● Aim of the exercise:
Each line that holds the word "this" is to be identified and copied.

● Figure record listings:
┏━━

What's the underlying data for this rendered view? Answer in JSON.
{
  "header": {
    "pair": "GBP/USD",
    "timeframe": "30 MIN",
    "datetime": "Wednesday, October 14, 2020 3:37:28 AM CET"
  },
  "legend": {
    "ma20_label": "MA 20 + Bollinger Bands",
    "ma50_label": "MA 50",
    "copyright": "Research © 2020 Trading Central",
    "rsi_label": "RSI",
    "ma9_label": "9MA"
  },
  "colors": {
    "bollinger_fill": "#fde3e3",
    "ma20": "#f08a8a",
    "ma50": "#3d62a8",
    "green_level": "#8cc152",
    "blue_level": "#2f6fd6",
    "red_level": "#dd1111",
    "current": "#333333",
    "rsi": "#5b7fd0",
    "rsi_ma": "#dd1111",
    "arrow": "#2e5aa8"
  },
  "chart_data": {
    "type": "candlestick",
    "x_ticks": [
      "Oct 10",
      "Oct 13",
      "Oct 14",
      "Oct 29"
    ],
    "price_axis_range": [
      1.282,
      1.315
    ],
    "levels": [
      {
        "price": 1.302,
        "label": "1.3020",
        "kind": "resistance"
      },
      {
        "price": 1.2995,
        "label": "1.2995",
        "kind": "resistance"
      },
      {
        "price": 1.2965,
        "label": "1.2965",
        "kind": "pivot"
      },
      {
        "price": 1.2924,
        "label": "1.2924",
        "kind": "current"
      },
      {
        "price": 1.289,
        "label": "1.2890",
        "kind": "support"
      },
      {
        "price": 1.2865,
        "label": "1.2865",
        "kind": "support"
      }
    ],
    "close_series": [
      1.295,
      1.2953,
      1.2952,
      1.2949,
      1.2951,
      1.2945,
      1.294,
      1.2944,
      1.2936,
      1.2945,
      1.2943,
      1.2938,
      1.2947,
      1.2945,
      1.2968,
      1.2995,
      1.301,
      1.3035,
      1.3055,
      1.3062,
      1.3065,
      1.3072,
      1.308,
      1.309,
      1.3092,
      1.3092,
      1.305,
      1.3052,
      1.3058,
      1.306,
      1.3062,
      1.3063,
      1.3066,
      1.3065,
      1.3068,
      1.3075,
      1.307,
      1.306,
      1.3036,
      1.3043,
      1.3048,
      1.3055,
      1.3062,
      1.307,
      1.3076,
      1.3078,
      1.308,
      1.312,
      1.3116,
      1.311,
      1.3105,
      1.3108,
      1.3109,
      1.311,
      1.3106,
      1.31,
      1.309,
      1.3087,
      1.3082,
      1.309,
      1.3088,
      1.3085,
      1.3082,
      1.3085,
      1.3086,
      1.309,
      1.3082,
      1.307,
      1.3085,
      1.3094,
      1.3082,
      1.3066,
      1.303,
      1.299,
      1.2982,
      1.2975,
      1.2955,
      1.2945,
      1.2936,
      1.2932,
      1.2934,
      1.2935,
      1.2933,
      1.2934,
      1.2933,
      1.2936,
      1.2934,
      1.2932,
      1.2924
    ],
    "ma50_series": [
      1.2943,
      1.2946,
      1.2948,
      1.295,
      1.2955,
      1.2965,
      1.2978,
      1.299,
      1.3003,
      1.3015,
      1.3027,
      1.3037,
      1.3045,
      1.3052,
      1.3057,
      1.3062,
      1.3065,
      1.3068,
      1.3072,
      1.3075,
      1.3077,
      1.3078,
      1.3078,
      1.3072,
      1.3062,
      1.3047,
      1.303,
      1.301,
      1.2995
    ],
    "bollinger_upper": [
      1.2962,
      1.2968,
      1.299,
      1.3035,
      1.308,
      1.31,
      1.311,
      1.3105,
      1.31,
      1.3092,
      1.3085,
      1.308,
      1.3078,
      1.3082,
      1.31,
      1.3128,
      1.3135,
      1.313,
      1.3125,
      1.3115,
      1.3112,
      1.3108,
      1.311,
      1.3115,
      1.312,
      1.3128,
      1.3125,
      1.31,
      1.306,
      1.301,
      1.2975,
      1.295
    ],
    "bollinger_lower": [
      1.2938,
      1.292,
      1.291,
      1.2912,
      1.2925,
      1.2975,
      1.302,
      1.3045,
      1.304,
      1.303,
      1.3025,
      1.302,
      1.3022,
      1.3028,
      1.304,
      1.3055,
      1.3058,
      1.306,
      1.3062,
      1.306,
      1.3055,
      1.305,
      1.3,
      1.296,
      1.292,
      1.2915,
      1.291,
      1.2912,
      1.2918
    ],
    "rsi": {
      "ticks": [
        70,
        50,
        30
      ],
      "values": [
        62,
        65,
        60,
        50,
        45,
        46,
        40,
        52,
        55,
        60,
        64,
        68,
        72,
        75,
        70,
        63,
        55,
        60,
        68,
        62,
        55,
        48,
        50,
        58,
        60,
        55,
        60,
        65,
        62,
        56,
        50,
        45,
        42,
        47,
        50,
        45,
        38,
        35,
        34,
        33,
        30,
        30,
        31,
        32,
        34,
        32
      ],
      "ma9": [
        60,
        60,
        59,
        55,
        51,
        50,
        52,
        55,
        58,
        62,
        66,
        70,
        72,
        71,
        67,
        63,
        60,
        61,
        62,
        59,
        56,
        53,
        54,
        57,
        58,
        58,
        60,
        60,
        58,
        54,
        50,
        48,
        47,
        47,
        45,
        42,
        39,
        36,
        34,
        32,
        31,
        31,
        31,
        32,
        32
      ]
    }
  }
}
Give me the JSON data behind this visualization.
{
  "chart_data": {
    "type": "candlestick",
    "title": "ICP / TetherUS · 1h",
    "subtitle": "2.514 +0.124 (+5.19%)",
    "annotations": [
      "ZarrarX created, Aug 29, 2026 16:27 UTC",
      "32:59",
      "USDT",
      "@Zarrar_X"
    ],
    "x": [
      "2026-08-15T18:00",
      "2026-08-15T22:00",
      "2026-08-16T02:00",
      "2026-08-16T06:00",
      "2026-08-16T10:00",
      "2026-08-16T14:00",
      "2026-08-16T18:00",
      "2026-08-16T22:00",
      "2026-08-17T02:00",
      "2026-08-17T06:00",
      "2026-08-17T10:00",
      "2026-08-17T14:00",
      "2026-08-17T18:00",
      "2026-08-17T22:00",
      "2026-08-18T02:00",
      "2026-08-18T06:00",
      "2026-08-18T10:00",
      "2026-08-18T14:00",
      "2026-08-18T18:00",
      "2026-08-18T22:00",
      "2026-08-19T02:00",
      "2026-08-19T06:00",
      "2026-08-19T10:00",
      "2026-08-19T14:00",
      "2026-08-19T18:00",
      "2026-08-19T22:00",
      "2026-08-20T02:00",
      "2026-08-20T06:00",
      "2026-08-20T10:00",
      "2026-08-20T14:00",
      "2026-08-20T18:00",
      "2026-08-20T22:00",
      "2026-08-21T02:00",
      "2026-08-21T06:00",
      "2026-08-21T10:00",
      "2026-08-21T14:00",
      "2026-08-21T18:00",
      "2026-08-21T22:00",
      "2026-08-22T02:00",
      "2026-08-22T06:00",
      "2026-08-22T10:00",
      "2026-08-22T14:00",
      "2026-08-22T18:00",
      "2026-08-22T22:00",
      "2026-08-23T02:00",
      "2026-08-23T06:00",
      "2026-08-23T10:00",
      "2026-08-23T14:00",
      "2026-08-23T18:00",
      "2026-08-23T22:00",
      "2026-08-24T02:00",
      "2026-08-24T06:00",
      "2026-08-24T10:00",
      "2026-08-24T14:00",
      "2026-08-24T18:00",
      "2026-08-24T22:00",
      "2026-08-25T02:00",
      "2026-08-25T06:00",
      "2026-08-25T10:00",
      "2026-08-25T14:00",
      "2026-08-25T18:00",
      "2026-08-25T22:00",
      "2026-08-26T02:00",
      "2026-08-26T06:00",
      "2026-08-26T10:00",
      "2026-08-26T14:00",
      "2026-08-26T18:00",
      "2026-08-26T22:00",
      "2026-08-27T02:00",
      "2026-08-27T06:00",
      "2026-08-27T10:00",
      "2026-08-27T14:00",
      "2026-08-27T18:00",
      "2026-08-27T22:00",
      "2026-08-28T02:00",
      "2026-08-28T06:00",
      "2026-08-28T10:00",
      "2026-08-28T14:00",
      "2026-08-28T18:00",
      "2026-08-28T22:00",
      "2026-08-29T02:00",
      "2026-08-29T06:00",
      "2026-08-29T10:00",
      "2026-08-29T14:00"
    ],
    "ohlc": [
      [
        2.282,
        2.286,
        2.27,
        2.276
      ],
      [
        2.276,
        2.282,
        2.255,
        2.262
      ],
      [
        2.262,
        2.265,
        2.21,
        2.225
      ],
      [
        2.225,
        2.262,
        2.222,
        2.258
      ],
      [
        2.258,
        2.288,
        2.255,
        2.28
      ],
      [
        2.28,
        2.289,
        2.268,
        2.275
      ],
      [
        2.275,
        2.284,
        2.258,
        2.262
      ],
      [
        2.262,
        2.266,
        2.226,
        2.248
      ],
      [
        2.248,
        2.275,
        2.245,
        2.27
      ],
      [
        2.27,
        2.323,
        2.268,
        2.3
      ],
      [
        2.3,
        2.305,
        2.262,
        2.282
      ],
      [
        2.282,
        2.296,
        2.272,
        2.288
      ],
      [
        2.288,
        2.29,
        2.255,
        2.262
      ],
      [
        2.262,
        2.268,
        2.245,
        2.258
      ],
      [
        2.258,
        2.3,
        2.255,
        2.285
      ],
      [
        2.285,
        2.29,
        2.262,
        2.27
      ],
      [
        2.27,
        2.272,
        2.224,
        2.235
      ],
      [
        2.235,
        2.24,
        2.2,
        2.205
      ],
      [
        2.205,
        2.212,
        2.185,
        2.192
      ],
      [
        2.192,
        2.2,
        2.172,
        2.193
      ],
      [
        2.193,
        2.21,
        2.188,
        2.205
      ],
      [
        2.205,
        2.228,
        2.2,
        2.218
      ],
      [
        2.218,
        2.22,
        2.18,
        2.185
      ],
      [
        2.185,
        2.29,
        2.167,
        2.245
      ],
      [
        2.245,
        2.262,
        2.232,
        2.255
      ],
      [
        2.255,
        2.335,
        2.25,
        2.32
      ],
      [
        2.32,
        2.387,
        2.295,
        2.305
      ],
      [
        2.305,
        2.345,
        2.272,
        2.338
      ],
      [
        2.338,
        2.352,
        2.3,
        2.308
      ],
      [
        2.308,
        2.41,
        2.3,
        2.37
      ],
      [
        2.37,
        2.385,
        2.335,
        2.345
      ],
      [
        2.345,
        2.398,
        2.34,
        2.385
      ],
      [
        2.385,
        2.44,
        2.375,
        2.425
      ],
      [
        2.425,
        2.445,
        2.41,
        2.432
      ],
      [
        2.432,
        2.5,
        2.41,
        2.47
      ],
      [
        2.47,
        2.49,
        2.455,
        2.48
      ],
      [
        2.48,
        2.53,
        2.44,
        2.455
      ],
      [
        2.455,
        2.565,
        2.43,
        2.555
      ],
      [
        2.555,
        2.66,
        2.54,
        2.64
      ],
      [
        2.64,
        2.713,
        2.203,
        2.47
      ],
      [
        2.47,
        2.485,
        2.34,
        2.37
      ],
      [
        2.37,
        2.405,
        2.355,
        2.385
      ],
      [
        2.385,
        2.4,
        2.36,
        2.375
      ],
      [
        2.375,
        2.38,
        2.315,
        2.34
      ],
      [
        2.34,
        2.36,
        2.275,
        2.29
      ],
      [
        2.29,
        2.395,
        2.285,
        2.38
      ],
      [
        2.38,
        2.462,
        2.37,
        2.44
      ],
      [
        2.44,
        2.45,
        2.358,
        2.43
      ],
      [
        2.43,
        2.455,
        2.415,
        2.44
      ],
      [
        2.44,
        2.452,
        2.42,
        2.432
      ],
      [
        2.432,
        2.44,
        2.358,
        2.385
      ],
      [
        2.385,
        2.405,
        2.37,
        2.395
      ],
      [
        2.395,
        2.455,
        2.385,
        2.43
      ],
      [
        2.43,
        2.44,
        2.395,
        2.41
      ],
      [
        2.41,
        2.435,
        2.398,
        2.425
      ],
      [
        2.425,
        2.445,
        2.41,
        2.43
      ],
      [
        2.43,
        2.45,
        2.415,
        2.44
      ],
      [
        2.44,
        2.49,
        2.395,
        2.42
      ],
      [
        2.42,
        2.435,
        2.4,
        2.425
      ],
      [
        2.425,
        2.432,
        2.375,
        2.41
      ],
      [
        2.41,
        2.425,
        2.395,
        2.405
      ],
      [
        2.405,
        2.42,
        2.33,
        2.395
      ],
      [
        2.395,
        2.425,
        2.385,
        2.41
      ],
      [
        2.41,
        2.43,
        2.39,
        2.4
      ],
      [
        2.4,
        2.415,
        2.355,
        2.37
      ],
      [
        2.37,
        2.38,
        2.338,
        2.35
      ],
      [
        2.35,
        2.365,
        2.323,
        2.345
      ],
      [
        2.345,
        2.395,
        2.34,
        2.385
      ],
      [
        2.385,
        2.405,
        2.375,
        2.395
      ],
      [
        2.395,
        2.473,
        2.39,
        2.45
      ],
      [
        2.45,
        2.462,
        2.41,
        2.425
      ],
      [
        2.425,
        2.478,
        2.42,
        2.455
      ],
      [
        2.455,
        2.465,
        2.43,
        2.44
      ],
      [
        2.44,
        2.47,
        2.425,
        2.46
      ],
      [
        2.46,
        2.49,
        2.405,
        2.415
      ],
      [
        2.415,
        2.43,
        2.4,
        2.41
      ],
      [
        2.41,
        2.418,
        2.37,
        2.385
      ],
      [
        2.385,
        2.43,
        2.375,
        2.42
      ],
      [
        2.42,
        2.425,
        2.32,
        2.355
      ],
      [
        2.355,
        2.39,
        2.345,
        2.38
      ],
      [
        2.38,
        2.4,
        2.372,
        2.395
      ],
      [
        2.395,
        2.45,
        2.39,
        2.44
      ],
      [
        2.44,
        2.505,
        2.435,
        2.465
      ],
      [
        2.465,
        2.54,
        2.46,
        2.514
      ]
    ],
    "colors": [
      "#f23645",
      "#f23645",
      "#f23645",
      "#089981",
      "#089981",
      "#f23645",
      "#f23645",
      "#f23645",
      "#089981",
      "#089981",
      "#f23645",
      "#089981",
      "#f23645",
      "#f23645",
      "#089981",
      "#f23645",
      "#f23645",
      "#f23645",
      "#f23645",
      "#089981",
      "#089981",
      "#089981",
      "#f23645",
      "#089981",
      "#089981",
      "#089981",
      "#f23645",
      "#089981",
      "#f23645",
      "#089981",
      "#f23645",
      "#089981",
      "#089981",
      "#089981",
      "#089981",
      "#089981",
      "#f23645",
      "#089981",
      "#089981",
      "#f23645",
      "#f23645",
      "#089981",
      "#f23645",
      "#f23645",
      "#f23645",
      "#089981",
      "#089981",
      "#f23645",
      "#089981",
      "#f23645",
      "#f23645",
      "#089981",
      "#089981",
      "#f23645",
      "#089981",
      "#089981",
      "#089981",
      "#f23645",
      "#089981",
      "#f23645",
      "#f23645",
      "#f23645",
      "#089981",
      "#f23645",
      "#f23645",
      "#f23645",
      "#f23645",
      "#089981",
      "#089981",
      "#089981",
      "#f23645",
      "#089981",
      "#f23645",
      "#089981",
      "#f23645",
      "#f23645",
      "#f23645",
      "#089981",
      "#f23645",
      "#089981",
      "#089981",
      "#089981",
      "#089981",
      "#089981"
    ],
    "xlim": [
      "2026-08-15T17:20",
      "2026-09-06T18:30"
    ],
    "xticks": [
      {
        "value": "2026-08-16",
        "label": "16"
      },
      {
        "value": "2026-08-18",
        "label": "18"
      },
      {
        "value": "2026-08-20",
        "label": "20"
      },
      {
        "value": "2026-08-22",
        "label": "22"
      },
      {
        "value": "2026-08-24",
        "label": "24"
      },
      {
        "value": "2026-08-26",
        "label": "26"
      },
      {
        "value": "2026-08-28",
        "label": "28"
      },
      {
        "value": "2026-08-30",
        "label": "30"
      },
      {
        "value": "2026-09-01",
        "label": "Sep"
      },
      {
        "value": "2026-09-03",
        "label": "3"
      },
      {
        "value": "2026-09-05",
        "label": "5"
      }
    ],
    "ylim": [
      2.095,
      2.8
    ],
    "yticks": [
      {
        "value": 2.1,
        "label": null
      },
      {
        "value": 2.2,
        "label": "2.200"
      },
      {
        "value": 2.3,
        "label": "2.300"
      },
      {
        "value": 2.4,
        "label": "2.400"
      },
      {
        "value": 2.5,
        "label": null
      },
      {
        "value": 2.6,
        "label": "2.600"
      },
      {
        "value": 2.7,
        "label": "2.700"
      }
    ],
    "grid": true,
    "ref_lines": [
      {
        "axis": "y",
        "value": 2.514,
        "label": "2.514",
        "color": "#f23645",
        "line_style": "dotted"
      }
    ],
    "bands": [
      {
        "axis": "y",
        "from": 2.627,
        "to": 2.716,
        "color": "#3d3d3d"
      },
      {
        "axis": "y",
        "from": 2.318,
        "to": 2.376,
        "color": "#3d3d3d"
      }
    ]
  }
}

┗━━

● Result:
What's the underlying data for this rendered view? Answer in JSON.
Give me the JSON data behind this visualization.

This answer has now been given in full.